▶ [PROBLEM TO WORK ON] All the data must come back unchanged, except that pictures are left out.

▶ [RECORDS FOR THE TASK]

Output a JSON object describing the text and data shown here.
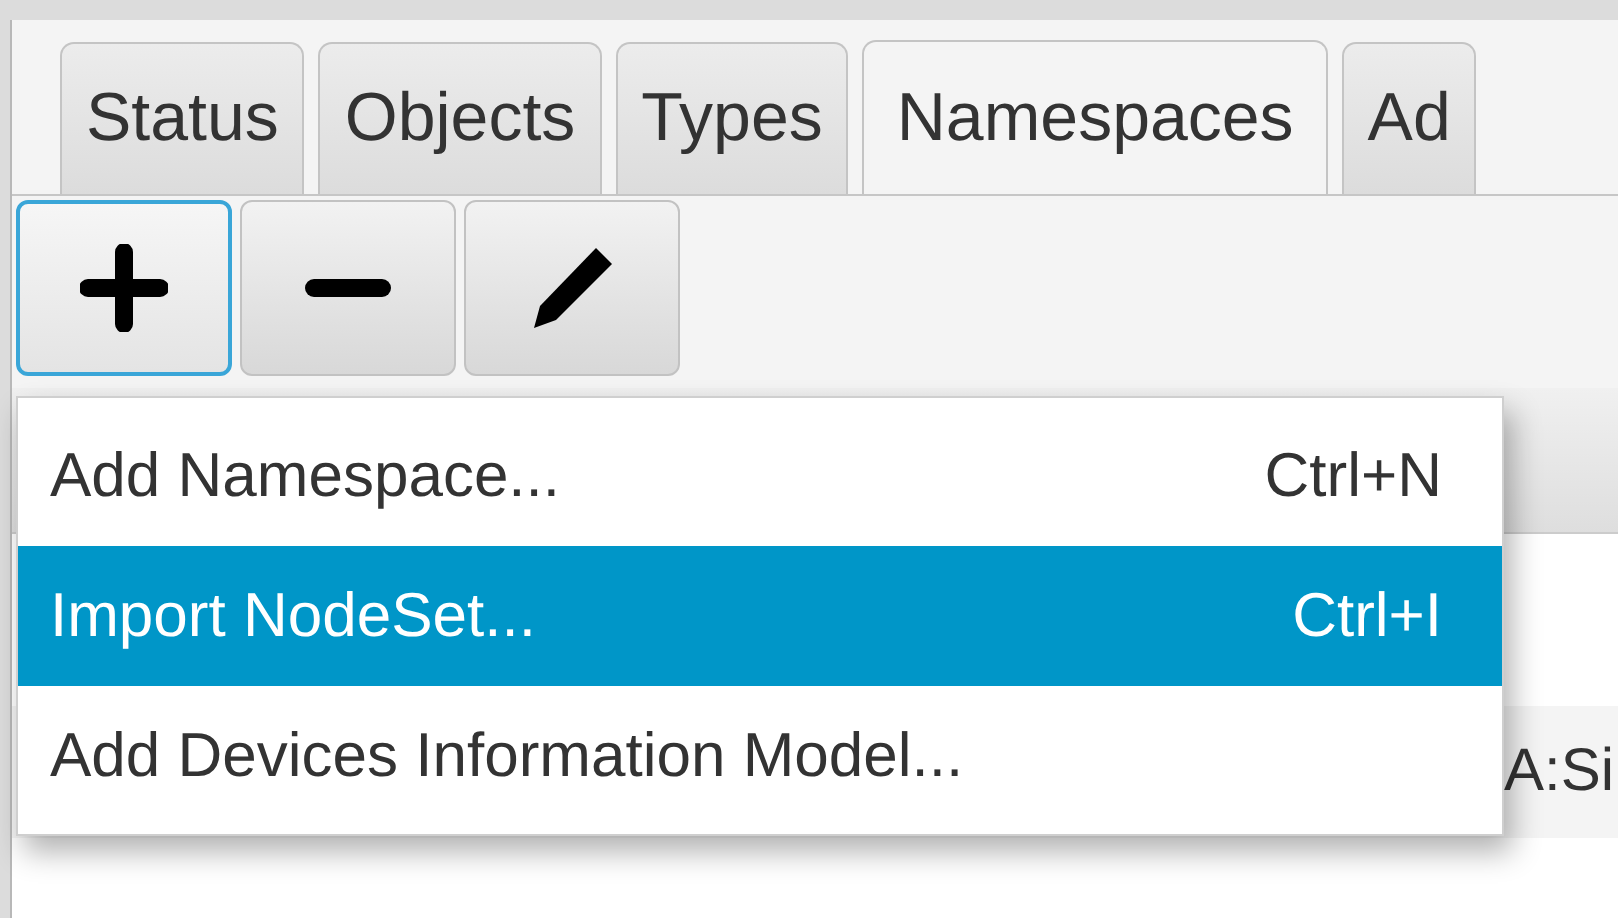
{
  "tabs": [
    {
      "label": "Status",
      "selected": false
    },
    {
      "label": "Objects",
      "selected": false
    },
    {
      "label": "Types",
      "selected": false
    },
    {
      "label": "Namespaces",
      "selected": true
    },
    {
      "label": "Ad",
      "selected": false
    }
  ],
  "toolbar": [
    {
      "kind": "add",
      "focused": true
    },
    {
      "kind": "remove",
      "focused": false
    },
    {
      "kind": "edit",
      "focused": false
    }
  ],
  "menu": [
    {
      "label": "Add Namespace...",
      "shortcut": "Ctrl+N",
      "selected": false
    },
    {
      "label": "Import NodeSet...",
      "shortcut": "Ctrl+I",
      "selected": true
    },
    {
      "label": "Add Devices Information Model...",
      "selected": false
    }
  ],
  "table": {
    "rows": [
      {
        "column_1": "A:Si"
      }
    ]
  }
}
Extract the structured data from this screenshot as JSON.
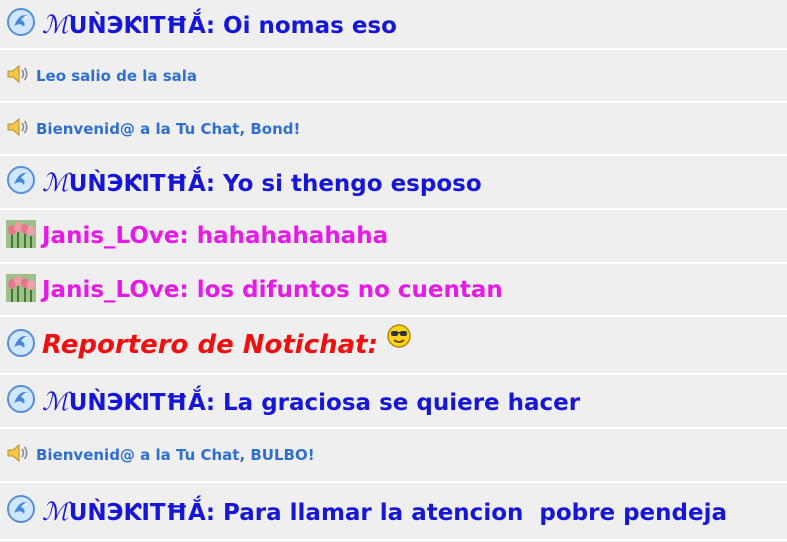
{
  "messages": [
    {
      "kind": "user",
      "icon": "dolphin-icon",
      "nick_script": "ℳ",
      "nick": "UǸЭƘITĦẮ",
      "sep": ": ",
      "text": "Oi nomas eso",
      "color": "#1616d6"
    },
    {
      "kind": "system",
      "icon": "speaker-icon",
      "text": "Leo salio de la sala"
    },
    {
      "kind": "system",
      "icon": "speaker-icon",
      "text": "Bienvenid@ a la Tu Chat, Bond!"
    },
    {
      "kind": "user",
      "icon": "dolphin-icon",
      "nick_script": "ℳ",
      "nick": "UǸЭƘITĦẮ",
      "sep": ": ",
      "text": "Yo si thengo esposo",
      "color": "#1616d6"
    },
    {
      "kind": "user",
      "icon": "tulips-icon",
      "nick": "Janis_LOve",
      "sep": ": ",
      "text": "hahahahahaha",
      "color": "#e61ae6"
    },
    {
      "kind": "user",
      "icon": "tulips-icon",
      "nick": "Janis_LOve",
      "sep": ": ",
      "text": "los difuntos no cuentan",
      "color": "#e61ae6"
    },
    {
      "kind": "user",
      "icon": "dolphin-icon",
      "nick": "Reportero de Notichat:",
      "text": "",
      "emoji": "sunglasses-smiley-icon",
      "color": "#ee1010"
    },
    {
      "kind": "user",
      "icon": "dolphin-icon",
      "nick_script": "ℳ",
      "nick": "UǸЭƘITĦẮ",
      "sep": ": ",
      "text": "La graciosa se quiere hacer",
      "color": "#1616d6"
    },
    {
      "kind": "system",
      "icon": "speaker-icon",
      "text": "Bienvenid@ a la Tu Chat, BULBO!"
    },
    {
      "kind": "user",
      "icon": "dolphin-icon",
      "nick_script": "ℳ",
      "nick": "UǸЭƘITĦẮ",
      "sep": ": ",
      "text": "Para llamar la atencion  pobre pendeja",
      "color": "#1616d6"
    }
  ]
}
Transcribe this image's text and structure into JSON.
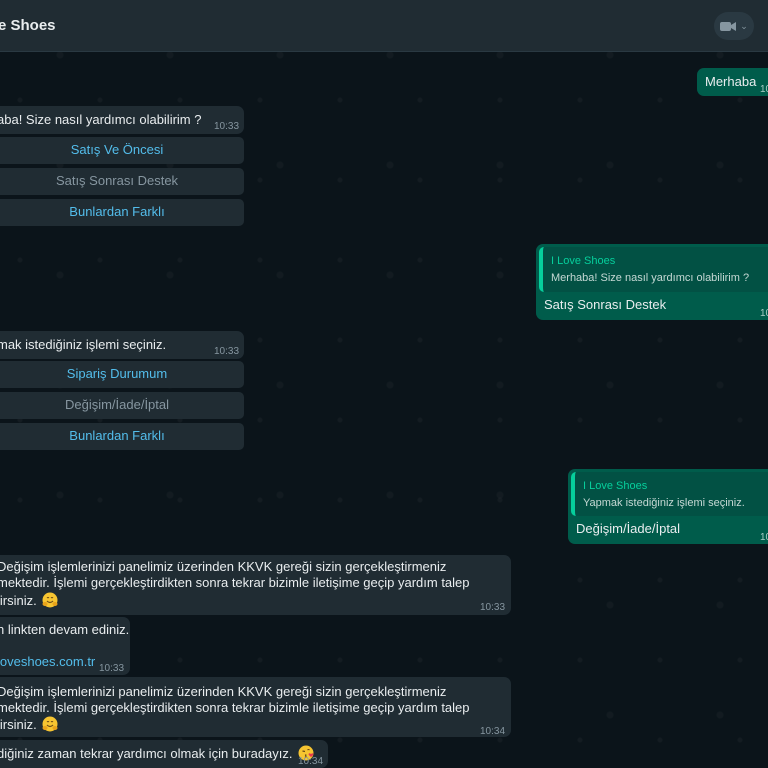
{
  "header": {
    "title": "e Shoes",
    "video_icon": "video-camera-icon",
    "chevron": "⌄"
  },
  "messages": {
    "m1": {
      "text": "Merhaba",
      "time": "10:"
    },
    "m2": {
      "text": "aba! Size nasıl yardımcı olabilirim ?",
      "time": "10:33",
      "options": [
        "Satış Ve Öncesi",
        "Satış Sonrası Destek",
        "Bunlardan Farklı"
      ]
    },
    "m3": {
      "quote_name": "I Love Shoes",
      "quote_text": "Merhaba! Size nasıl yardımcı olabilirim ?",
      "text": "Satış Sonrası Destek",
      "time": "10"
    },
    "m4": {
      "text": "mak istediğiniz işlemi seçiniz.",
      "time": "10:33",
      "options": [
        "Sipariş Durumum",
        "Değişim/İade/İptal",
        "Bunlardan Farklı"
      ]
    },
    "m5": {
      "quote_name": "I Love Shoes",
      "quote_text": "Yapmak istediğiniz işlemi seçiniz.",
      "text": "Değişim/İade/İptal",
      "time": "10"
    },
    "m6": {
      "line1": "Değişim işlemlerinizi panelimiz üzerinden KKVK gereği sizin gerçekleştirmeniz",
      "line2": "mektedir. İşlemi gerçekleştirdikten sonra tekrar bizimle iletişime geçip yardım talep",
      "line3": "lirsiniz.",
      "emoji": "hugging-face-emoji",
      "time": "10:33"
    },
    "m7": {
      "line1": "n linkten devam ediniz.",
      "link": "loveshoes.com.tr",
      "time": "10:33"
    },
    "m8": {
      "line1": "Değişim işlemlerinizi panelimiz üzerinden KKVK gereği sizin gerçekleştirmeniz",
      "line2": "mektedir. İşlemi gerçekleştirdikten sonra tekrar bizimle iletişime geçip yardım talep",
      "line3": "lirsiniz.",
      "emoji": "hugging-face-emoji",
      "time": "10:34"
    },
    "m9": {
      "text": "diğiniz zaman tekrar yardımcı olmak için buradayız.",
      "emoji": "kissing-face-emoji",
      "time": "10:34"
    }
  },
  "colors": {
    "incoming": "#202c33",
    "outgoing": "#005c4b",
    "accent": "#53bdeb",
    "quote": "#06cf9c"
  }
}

▶ [SOLUTION TO THIS EXERCISE]
Output a JSON object describing the text and data shown here.
{
  "tabs": [
    {
      "label": "Status",
      "selected": false
    },
    {
      "label": "Objects",
      "selected": false
    },
    {
      "label": "Types",
      "selected": false
    },
    {
      "label": "Namespaces",
      "selected": true
    },
    {
      "label": "Ad",
      "selected": false
    }
  ],
  "toolbar": [
    {
      "kind": "add",
      "focused": true
    },
    {
      "kind": "remove",
      "focused": false
    },
    {
      "kind": "edit",
      "focused": false
    }
  ],
  "menu": [
    {
      "label": "Add Namespace...",
      "shortcut": "Ctrl+N",
      "selected": false
    },
    {
      "label": "Import NodeSet...",
      "shortcut": "Ctrl+I",
      "selected": true
    },
    {
      "label": "Add Devices Information Model...",
      "selected": false
    }
  ],
  "table": {
    "rows": [
      {
        "column_1": "A:Si"
      }
    ]
  }
}
Extract the structured data from this screenshot as JSON.
{
  "messages": [
    {
      "kind": "user",
      "icon": "dolphin-icon",
      "nick_script": "ℳ",
      "nick": "UǸЭƘITĦẮ",
      "sep": ": ",
      "text": "Oi nomas eso",
      "color": "#1616d6"
    },
    {
      "kind": "system",
      "icon": "speaker-icon",
      "text": "Leo salio de la sala"
    },
    {
      "kind": "system",
      "icon": "speaker-icon",
      "text": "Bienvenid@ a la Tu Chat, Bond!"
    },
    {
      "kind": "user",
      "icon": "dolphin-icon",
      "nick_script": "ℳ",
      "nick": "UǸЭƘITĦẮ",
      "sep": ": ",
      "text": "Yo si thengo esposo",
      "color": "#1616d6"
    },
    {
      "kind": "user",
      "icon": "tulips-icon",
      "nick": "Janis_LOve",
      "sep": ": ",
      "text": "hahahahahaha",
      "color": "#e61ae6"
    },
    {
      "kind": "user",
      "icon": "tulips-icon",
      "nick": "Janis_LOve",
      "sep": ": ",
      "text": "los difuntos no cuentan",
      "color": "#e61ae6"
    },
    {
      "kind": "user",
      "icon": "dolphin-icon",
      "nick": "Reportero de Notichat:",
      "text": "",
      "emoji": "sunglasses-smiley-icon",
      "color": "#ee1010"
    },
    {
      "kind": "user",
      "icon": "dolphin-icon",
      "nick_script": "ℳ",
      "nick": "UǸЭƘITĦẮ",
      "sep": ": ",
      "text": "La graciosa se quiere hacer",
      "color": "#1616d6"
    },
    {
      "kind": "system",
      "icon": "speaker-icon",
      "text": "Bienvenid@ a la Tu Chat, BULBO!"
    },
    {
      "kind": "user",
      "icon": "dolphin-icon",
      "nick_script": "ℳ",
      "nick": "UǸЭƘITĦẮ",
      "sep": ": ",
      "text": "Para llamar la atencion  pobre pendeja",
      "color": "#1616d6"
    }
  ]
}
Transcribe this image's text and structure into JSON.
{
  "header": {
    "title": "e Shoes",
    "video_icon": "video-camera-icon",
    "chevron": "⌄"
  },
  "messages": {
    "m1": {
      "text": "Merhaba",
      "time": "10:"
    },
    "m2": {
      "text": "aba! Size nasıl yardımcı olabilirim ?",
      "time": "10:33",
      "options": [
        "Satış Ve Öncesi",
        "Satış Sonrası Destek",
        "Bunlardan Farklı"
      ]
    },
    "m3": {
      "quote_name": "I Love Shoes",
      "quote_text": "Merhaba! Size nasıl yardımcı olabilirim ?",
      "text": "Satış Sonrası Destek",
      "time": "10"
    },
    "m4": {
      "text": "mak istediğiniz işlemi seçiniz.",
      "time": "10:33",
      "options": [
        "Sipariş Durumum",
        "Değişim/İade/İptal",
        "Bunlardan Farklı"
      ]
    },
    "m5": {
      "quote_name": "I Love Shoes",
      "quote_text": "Yapmak istediğiniz işlemi seçiniz.",
      "text": "Değişim/İade/İptal",
      "time": "10"
    },
    "m6": {
      "line1": "Değişim işlemlerinizi panelimiz üzerinden KKVK gereği sizin gerçekleştirmeniz",
      "line2": "mektedir. İşlemi gerçekleştirdikten sonra tekrar bizimle iletişime geçip yardım talep",
      "line3": "lirsiniz.",
      "emoji": "hugging-face-emoji",
      "time": "10:33"
    },
    "m7": {
      "line1": "n linkten devam ediniz.",
      "link": "loveshoes.com.tr",
      "time": "10:33"
    },
    "m8": {
      "line1": "Değişim işlemlerinizi panelimiz üzerinden KKVK gereği sizin gerçekleştirmeniz",
      "line2": "mektedir. İşlemi gerçekleştirdikten sonra tekrar bizimle iletişime geçip yardım talep",
      "line3": "lirsiniz.",
      "emoji": "hugging-face-emoji",
      "time": "10:34"
    },
    "m9": {
      "text": "diğiniz zaman tekrar yardımcı olmak için buradayız.",
      "emoji": "kissing-face-emoji",
      "time": "10:34"
    }
  },
  "colors": {
    "incoming": "#202c33",
    "outgoing": "#005c4b",
    "accent": "#53bdeb",
    "quote": "#06cf9c"
  }
}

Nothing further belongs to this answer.